START Selected passage
Re: Driven By Customer 'Service' Parte Dos
How much discretionary spending do people riding the bus have? We're talking about high school kids, college kids, and young professionals, AKA advertising prime target demographics 1, 2, and 3.
I'm sure this is true for the bus you're on, but not on the average bus. The average bus also has lots of middle-aged service workers, anti-social folks, and immigrants who are going to "unprime" the bus audience. ArchBoston is populated by better-educated, more-literate and probably higher-income bus riders than average, and the people "we" see on "our" buses skew "above average" like us and our neighborhoods. We are not typical bus riders, as far as the system --or ad buyer--is concerned.
The only way to square your claim with reality is to conclude that the ad buyers at the ad agencies are dumb. This, from my experience managing the ad revenue for a large website, is highly unlikely.
END Selected passage
START Records shown
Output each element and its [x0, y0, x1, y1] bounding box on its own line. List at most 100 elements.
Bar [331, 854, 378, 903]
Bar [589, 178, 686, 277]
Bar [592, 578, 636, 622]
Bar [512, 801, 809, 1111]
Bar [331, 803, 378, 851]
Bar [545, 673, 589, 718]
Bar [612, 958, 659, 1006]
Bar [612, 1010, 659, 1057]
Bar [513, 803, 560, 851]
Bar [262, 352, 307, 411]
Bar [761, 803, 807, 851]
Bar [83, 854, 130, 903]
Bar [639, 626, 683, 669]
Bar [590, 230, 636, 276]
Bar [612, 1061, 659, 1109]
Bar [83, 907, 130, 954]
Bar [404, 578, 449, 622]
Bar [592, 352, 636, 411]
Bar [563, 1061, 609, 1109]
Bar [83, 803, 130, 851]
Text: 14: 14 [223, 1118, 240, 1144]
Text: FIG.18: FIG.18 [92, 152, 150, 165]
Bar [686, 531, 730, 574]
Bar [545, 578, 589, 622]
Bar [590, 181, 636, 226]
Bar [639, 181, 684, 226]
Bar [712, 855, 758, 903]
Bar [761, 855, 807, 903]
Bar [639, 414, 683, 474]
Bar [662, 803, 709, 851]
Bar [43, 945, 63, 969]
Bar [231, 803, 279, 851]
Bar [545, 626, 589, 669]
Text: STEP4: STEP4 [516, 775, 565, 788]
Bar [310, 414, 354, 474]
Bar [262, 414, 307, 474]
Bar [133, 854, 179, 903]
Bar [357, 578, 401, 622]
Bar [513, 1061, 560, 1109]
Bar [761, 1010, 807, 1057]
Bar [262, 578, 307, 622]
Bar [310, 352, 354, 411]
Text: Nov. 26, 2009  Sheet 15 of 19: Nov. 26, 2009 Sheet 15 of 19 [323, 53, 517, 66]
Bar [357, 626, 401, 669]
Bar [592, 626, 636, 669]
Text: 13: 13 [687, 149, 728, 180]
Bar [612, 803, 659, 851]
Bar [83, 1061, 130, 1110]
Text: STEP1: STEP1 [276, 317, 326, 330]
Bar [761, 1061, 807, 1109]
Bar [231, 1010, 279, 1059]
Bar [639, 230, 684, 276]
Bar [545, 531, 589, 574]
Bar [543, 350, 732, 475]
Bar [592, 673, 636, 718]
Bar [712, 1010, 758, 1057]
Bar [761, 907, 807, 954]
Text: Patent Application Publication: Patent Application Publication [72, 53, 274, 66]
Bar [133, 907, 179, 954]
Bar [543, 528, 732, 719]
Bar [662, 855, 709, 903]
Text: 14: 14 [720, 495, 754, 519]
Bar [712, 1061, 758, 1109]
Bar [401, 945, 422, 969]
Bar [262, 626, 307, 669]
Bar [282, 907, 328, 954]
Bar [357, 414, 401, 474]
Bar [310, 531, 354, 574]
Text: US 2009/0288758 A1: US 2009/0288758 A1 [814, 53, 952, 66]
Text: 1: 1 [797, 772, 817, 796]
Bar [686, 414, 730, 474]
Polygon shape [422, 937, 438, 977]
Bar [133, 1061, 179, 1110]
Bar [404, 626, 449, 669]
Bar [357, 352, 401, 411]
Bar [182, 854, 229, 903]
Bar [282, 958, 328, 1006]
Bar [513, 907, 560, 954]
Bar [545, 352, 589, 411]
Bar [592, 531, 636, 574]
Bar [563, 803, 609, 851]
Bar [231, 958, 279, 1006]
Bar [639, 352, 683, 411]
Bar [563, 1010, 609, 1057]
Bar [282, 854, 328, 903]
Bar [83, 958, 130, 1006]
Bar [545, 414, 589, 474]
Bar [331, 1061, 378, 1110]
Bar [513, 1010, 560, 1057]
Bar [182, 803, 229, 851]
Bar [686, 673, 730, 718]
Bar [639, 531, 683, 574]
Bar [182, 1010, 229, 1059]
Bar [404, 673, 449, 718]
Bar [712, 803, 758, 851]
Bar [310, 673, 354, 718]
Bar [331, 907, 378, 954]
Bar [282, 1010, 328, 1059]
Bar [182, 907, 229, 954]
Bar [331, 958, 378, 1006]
END Records shown
Problems to solve
**A.** Summarize the forum reply in two sentences.
**B.** Output the passage of the forum reply starting at "The only way" and ending at "is highly unlikely.".

Solutions to the tasks
**A.** The forum reply responds to a claim that bus riders are high school kids, college kids, and young professionals, the prime advertising demographics, by saying the average bus also carries many middle-aged service workers, anti-social folks, and immigrants. It argues that ArchBoston's bus riders are better educated and probably higher-income than average, and that accepting the claim would mean ad buyers are dumb, which the writer calls highly unlikely based on experience managing ad revenue for a large website.

**B.**
The only way to square your claim with reality is to conclude that the ad buyers at the ad agencies are dumb. This, from my experience managing the ad revenue for a large website, is highly unlikely.